**WHAT TO WORK ON:** Transcribe everything in the data word for word. Pictures are left out.

**THE RECORDS:**
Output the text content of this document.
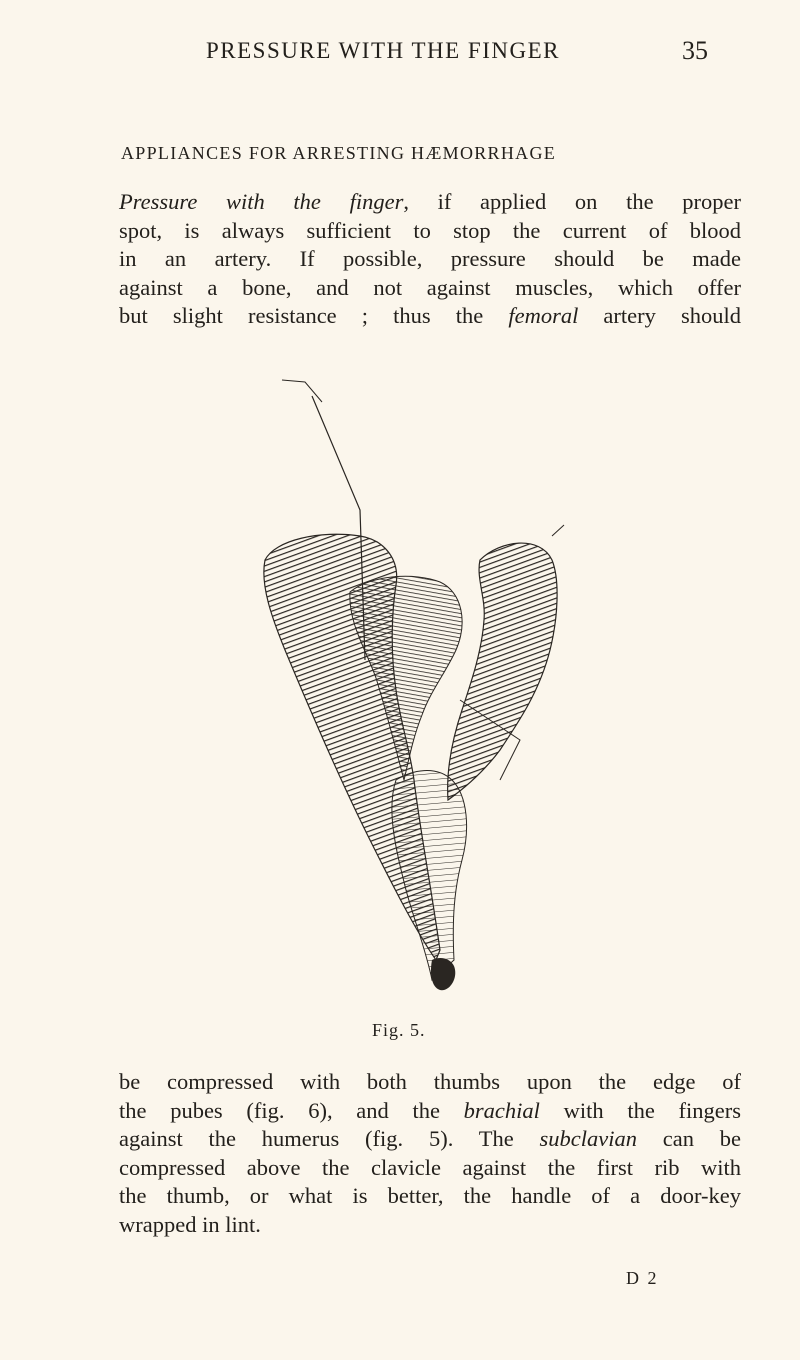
PRESSURE WITH THE FINGER	35
APPLIANCES FOR ARRESTING HÆMORRHAGE

Pressure with the finger, if applied on the proper
spot, is always sufficient to stop the current of blood
in an artery. If possible, pressure should be made
against a bone, and not against muscles, which offer
but slight resistance ; thus the femoral artery should

Fig. 5.

be compressed with both thumbs upon the edge of
the pubes (fig. 6), and the brachial with the fingers
against the humerus (fig. 5). The subclavian can be
compressed above the clavicle against the first rib with
the thumb, or what is better, the handle of a door-key
wrapped in lint.

D 2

**WRITTEN SOLUTION:**
Output the text content of this document.
PRESSURE WITH THE FINGER	35
APPLIANCES FOR ARRESTING HÆMORRHAGE

Pressure with the finger, if applied on the proper
spot, is always sufficient to stop the current of blood
in an artery. If possible, pressure should be made
against a bone, and not against muscles, which offer
but slight resistance ; thus the femoral artery should

Fig. 5.

be compressed with both thumbs upon the edge of
the pubes (fig. 6), and the brachial with the fingers
against the humerus (fig. 5). The subclavian can be
compressed above the clavicle against the first rib with
the thumb, or what is better, the handle of a door-key
wrapped in lint.

D 2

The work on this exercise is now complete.